**PROBLEM REQUIREMENTS:** Gather up every line that includes the string "screenshot".

(Excerpts from a figure dataset)

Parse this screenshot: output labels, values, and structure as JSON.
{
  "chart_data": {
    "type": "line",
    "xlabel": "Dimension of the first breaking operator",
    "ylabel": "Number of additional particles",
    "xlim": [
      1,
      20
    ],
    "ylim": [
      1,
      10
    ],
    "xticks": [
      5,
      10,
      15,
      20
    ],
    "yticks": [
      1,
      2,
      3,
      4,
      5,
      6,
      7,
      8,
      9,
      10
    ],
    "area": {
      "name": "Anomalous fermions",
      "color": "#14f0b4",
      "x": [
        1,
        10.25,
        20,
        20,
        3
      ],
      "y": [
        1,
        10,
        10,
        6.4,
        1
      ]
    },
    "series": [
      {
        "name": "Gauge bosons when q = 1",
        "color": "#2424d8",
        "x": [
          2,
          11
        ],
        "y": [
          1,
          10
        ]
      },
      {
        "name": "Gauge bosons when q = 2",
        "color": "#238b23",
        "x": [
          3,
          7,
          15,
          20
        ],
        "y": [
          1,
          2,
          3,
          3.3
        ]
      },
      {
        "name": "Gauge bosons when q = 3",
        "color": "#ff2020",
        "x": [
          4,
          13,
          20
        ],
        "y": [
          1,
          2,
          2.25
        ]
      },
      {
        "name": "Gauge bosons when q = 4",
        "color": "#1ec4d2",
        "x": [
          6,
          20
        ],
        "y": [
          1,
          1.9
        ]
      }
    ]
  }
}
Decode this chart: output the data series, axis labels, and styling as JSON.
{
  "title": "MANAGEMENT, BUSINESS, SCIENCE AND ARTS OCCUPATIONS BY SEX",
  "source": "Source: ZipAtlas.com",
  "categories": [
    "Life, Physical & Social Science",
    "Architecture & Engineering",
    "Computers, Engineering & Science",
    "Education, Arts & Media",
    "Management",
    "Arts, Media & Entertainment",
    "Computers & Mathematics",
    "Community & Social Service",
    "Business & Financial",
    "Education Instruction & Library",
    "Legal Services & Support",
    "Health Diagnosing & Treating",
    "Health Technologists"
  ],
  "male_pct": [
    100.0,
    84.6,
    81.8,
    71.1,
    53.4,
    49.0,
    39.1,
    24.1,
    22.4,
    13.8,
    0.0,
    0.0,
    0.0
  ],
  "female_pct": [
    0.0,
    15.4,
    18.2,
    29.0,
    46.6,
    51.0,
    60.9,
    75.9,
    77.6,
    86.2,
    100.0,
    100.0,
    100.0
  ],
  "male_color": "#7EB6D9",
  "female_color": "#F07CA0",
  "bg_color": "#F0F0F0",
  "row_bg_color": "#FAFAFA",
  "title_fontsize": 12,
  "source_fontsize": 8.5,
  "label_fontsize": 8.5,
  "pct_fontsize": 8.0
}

---

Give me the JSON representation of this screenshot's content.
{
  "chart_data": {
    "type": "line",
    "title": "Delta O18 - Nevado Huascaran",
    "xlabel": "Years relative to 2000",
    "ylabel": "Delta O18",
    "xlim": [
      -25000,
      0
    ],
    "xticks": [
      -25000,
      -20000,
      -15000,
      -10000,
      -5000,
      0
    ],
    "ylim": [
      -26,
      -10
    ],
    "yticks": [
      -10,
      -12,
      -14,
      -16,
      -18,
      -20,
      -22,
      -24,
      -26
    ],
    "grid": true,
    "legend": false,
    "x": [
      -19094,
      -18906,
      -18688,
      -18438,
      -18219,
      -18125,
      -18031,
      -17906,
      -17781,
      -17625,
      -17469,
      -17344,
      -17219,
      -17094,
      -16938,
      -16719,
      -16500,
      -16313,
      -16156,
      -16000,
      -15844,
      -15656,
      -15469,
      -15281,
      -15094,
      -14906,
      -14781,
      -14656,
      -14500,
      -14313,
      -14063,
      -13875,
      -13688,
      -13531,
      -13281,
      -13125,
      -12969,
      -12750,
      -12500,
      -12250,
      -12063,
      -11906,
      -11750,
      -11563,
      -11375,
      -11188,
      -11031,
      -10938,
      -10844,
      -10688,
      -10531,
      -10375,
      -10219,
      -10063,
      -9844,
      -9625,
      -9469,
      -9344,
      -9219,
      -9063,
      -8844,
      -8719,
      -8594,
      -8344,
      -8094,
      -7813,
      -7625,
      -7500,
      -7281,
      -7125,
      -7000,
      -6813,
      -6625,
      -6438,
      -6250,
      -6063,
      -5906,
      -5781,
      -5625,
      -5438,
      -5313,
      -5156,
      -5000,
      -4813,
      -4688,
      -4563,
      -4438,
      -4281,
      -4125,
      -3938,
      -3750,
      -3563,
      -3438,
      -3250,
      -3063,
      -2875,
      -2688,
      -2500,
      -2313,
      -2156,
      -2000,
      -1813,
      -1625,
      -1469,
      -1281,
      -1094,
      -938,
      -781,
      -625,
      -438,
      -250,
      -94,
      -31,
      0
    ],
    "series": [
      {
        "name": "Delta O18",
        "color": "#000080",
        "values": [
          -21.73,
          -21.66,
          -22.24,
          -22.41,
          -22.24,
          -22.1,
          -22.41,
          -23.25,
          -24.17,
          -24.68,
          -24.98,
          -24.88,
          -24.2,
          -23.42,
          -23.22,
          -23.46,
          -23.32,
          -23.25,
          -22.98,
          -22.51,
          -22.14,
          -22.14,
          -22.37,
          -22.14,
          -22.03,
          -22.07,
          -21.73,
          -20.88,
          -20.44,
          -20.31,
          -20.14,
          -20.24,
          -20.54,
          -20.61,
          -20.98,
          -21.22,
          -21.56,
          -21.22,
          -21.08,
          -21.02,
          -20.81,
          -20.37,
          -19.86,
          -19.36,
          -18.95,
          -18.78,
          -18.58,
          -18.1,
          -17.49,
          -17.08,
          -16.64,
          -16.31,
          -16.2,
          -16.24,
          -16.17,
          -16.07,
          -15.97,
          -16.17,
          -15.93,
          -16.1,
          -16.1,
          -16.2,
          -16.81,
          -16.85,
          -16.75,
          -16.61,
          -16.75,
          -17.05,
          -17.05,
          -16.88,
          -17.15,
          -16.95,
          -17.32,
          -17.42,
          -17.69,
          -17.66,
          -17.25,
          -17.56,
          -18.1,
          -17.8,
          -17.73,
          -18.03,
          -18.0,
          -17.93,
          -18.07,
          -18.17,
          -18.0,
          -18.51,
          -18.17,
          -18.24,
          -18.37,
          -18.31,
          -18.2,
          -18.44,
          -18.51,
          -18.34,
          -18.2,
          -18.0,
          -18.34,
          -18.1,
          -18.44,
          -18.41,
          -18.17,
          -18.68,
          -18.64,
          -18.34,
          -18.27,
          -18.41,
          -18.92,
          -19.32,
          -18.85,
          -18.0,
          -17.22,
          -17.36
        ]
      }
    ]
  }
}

**RESULT:**
Parse this screenshot: output labels, values, and structure as JSON.
Give me the JSON representation of this screenshot's content.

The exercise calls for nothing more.